**Exercise details**
Only the number is wanted: how many lines contain the string "name"?

**Figure collection entries**
######
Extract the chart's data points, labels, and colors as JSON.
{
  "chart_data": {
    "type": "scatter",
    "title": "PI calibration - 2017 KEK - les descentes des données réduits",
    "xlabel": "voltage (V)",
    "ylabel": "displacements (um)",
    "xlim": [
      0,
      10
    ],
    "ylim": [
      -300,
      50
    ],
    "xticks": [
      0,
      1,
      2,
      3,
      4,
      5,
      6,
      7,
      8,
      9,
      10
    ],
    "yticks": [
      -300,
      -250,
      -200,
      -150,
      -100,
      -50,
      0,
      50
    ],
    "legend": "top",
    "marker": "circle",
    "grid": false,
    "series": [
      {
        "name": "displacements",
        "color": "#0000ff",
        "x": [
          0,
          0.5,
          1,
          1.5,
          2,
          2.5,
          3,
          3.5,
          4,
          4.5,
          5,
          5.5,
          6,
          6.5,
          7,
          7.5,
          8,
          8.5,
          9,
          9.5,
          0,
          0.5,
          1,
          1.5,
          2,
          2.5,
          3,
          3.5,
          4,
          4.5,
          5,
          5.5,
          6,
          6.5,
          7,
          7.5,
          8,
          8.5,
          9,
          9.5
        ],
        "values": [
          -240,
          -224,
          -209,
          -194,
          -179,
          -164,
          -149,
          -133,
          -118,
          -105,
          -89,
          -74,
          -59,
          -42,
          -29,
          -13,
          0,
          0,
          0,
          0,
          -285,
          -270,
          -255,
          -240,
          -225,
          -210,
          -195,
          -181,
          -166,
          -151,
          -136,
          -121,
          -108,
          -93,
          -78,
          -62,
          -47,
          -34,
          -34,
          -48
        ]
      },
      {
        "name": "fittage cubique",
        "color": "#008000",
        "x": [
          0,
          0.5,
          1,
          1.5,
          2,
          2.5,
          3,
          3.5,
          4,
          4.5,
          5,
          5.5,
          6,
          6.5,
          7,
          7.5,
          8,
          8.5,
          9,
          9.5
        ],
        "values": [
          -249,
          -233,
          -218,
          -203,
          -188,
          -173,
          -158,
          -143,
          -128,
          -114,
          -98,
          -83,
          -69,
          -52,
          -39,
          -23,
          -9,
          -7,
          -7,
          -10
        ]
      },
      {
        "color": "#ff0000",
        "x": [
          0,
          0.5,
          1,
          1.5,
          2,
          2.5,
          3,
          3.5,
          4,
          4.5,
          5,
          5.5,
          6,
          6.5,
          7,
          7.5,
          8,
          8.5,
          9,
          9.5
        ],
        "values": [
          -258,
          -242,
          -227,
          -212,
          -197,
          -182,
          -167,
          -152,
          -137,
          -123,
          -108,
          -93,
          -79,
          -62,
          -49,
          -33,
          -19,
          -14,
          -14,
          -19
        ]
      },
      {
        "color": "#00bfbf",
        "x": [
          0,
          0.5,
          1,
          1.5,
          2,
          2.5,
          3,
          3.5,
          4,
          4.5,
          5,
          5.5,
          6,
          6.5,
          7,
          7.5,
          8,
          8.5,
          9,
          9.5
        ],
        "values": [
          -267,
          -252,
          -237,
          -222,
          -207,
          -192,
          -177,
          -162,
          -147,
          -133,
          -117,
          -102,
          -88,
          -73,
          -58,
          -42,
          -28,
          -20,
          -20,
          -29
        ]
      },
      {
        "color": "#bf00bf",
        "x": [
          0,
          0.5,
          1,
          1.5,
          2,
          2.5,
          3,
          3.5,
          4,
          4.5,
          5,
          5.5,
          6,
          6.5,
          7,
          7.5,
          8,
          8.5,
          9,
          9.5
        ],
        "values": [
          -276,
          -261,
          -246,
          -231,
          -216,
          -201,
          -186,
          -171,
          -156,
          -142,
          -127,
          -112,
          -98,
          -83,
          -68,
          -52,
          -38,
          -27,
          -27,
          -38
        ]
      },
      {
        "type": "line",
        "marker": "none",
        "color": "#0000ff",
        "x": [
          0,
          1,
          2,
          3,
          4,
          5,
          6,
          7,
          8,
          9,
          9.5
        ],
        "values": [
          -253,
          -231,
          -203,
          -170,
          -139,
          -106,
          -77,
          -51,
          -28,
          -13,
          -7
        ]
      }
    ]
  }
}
######
**Result of the exercise**
2